# Aim of the exercise:
Give the entries back exactly, dropping each image.

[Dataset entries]
------------------------------------------------------------------------

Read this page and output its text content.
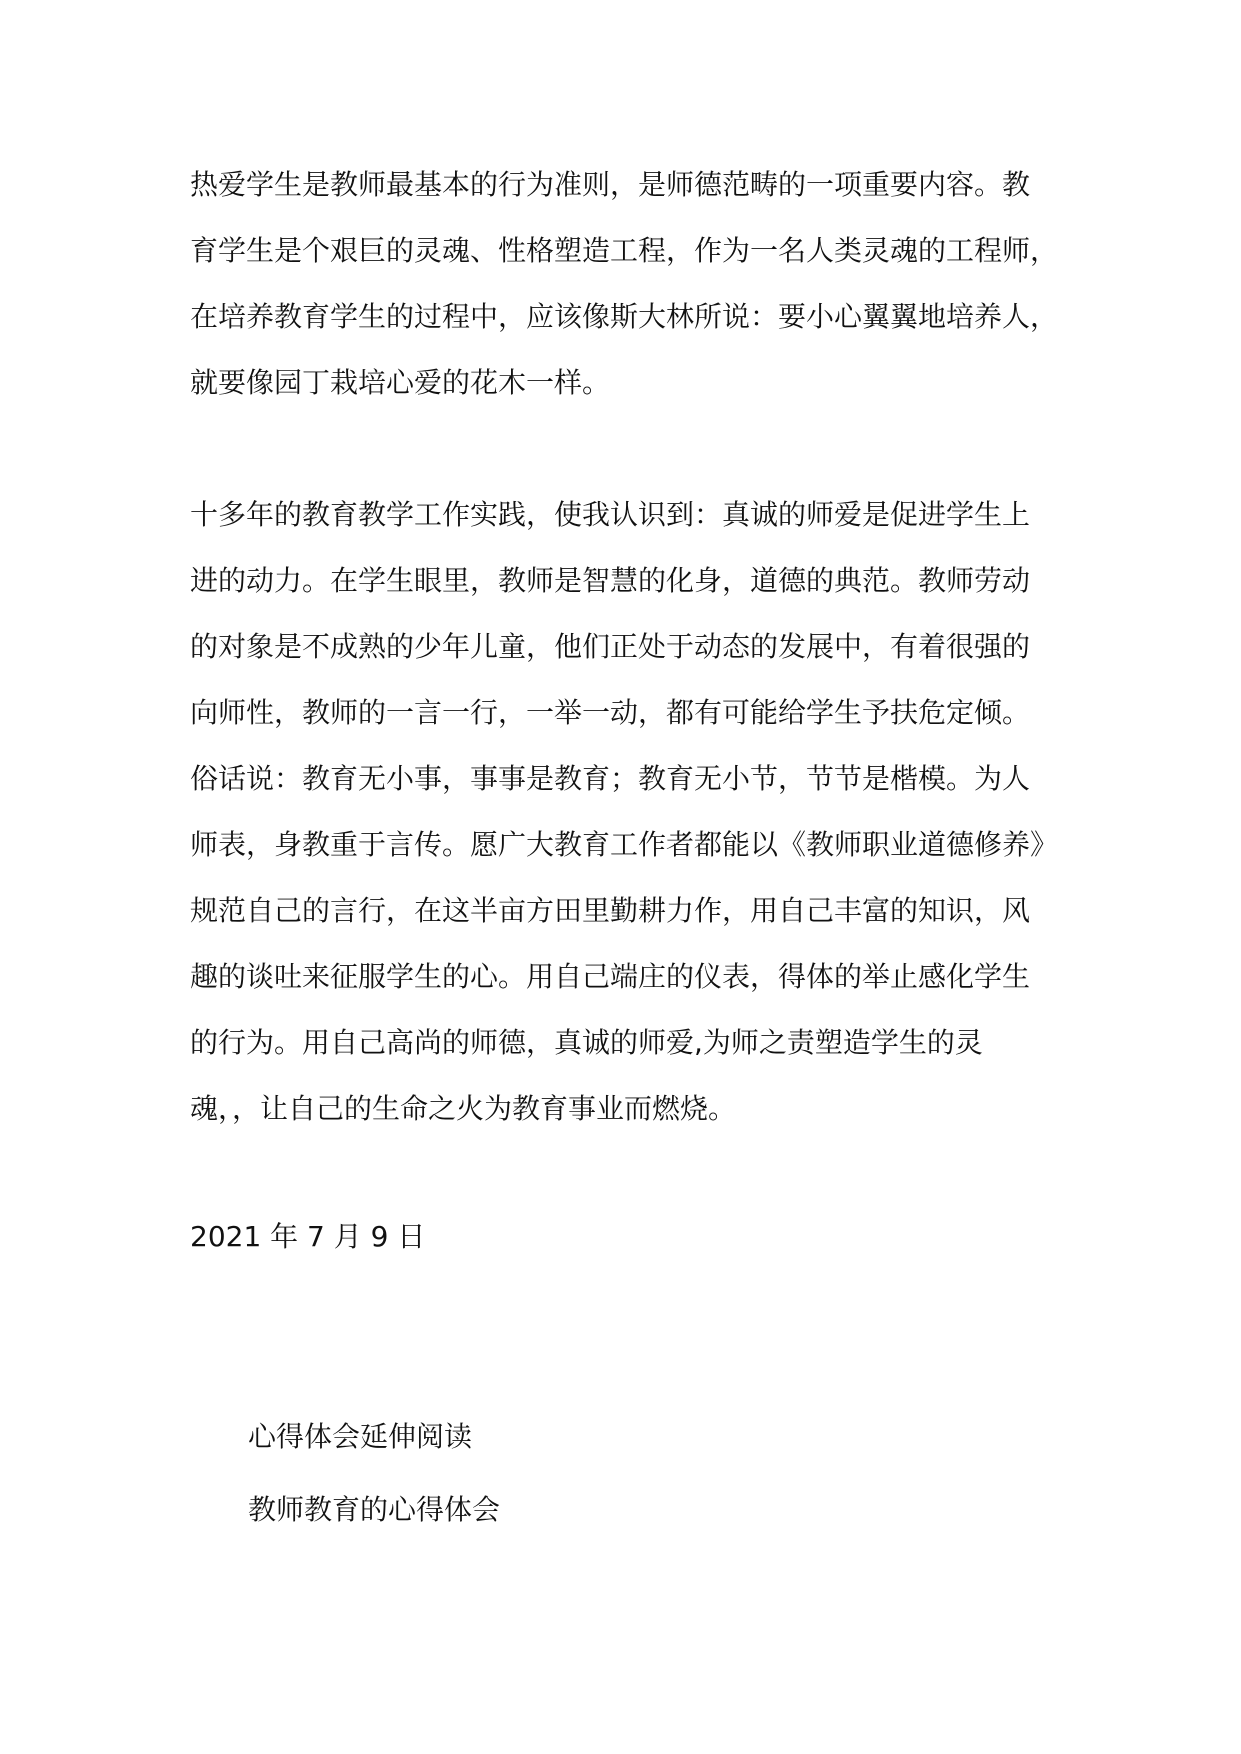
热爱学生是教师最基本的行为准则，是师德范畴的一项重要内容。教
育学生是个艰巨的灵魂、性格塑造工程，作为一名人类灵魂的工程师，
在培养教育学生的过程中，应该像斯大林所说：要小心翼翼地培养人，
就要像园丁栽培心爱的花木一样。
十多年的教育教学工作实践，使我认识到：真诚的师爱是促进学生上
进的动力。在学生眼里，教师是智慧的化身，道德的典范。教师劳动
的对象是不成熟的少年儿童，他们正处于动态的发展中，有着很强的
向师性，教师的一言一行，一举一动，都有可能给学生予扶危定倾。
俗话说：教育无小事，事事是教育；教育无小节，节节是楷模。为人
师表，身教重于言传。愿广大教育工作者都能以《教师职业道德修养》
规范自己的言行，在这半亩方田里勤耕力作，用自己丰富的知识，风
趣的谈吐来征服学生的心。用自己端庄的仪表，得体的举止感化学生
的行为。用自己高尚的师德，真诚的师爱,为师之责塑造学生的灵
魂，，让自己的生命之火为教育事业而燃烧。
2021 年 7 月 9 日
心得体会延伸阅读
教师教育的心得体会
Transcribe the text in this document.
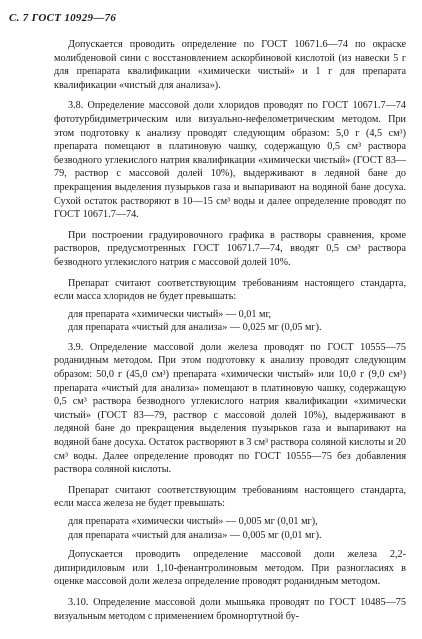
С. 7 ГОСТ 10929—76

Допускается проводить определение по ГОСТ 10671.6—74 по окраске молибденовой сини с восстановлением аскорбиновой кислотой (из навески 5 г для препарата квалификации «химически чистый» и 1 г для препарата квалификации «чистый для анализа»).

3.8. Определение массовой доли хлоридов проводят по ГОСТ 10671.7—74 фототурбидиметрическим или визуально-нефелометрическим методом. При этом подготовку к анализу проводят следующим образом: 5,0 г (4,5 см³) препарата помещают в платиновую чашку, содержащую 0,5 см³ раствора безводного углекислого натрия квалификации «химически чистый» (ГОСТ 83—79, раствор с массовой долей 10%), выдерживают в ледяной бане до прекращения выделения пузырьков газа и выпаривают на водяной бане досуха. Сухой остаток растворяют в 10—15 см³ воды и далее определение проводят по ГОСТ 10671.7—74.

При построении градуировочного графика в растворы сравнения, кроме растворов, предусмотренных ГОСТ 10671.7—74, вводят 0,5 см³ раствора безводного углекислого натрия с массовой долей 10%.

Препарат считают соответствующим требованиям настоящего стандарта, если масса хлоридов не будет превышать:

для препарата «химически чистый» — 0,01 мг,

для препарата «чистый для анализа» — 0,025 мг (0,05 мг).

3.9. Определение массовой доли железа проводят по ГОСТ 10555—75 роданидным методом. При этом подготовку к анализу проводят следующим образом: 50,0 г (45,0 см³) препарата «химически чистый» или 10,0 г (9,0 см³) препарата «чистый для анализа» помещают в платиновую чашку, содержащую 0,5 см³ раствора безводного углекислого натрия квалификации «химически чистый» (ГОСТ 83—79, раствор с массовой долей 10%), выдерживают в ледяной бане до прекращения выделения пузырьков газа и выпаривают на водяной бане досуха. Остаток растворяют в 3 см³ раствора соляной кислоты и 20 см³ воды. Далее определение проводят по ГОСТ 10555—75 без добавления раствора соляной кислоты.

Препарат считают соответствующим требованиям настоящего стандарта, если масса железа не будет превышать:

для препарата «химически чистый» — 0,005 мг (0,01 мг),

для препарата «чистый для анализа» — 0,005 мг (0,01 мг).

Допускается проводить определение массовой доли железа 2,2-дипиридиловым или 1,10-фенантролиновым методом. При разногласиях в оценке массовой доли железа определение проводят роданидным методом.

3.10. Определение массовой доли мышьяка проводят по ГОСТ 10485—75 визуальным методом с применением бромнортутной бу-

------------------------------------------------------------------------

# Correct output:
Read this page and output its text content.
热爱学生是教师最基本的行为准则，是师德范畴的一项重要内容。教
育学生是个艰巨的灵魂、性格塑造工程，作为一名人类灵魂的工程师，
在培养教育学生的过程中，应该像斯大林所说：要小心翼翼地培养人，
就要像园丁栽培心爱的花木一样。
十多年的教育教学工作实践，使我认识到：真诚的师爱是促进学生上
进的动力。在学生眼里，教师是智慧的化身，道德的典范。教师劳动
的对象是不成熟的少年儿童，他们正处于动态的发展中，有着很强的
向师性，教师的一言一行，一举一动，都有可能给学生予扶危定倾。
俗话说：教育无小事，事事是教育；教育无小节，节节是楷模。为人
师表，身教重于言传。愿广大教育工作者都能以《教师职业道德修养》
规范自己的言行，在这半亩方田里勤耕力作，用自己丰富的知识，风
趣的谈吐来征服学生的心。用自己端庄的仪表，得体的举止感化学生
的行为。用自己高尚的师德，真诚的师爱,为师之责塑造学生的灵
魂，，让自己的生命之火为教育事业而燃烧。
2021 年 7 月 9 日
心得体会延伸阅读
教师教育的心得体会
Transcribe the text in this document.
С. 7 ГОСТ 10929—76

Допускается проводить определение по ГОСТ 10671.6—74 по окраске молибденовой сини с восстановлением аскорбиновой кислотой (из навески 5 г для препарата квалификации «химически чистый» и 1 г для препарата квалификации «чистый для анализа»).

3.8. Определение массовой доли хлоридов проводят по ГОСТ 10671.7—74 фототурбидиметрическим или визуально-нефелометрическим методом. При этом подготовку к анализу проводят следующим образом: 5,0 г (4,5 см³) препарата помещают в платиновую чашку, содержащую 0,5 см³ раствора безводного углекислого натрия квалификации «химически чистый» (ГОСТ 83—79, раствор с массовой долей 10%), выдерживают в ледяной бане до прекращения выделения пузырьков газа и выпаривают на водяной бане досуха. Сухой остаток растворяют в 10—15 см³ воды и далее определение проводят по ГОСТ 10671.7—74.

При построении градуировочного графика в растворы сравнения, кроме растворов, предусмотренных ГОСТ 10671.7—74, вводят 0,5 см³ раствора безводного углекислого натрия с массовой долей 10%.

Препарат считают соответствующим требованиям настоящего стандарта, если масса хлоридов не будет превышать:

для препарата «химически чистый» — 0,01 мг,

для препарата «чистый для анализа» — 0,025 мг (0,05 мг).

3.9. Определение массовой доли железа проводят по ГОСТ 10555—75 роданидным методом. При этом подготовку к анализу проводят следующим образом: 50,0 г (45,0 см³) препарата «химически чистый» или 10,0 г (9,0 см³) препарата «чистый для анализа» помещают в платиновую чашку, содержащую 0,5 см³ раствора безводного углекислого натрия квалификации «химически чистый» (ГОСТ 83—79, раствор с массовой долей 10%), выдерживают в ледяной бане до прекращения выделения пузырьков газа и выпаривают на водяной бане досуха. Остаток растворяют в 3 см³ раствора соляной кислоты и 20 см³ воды. Далее определение проводят по ГОСТ 10555—75 без добавления раствора соляной кислоты.

Препарат считают соответствующим требованиям настоящего стандарта, если масса железа не будет превышать:

для препарата «химически чистый» — 0,005 мг (0,01 мг),

для препарата «чистый для анализа» — 0,005 мг (0,01 мг).

Допускается проводить определение массовой доли железа 2,2-дипиридиловым или 1,10-фенантролиновым методом. При разногласиях в оценке массовой доли железа определение проводят роданидным методом.

3.10. Определение массовой доли мышьяка проводят по ГОСТ 10485—75 визуальным методом с применением бромнортутной бу-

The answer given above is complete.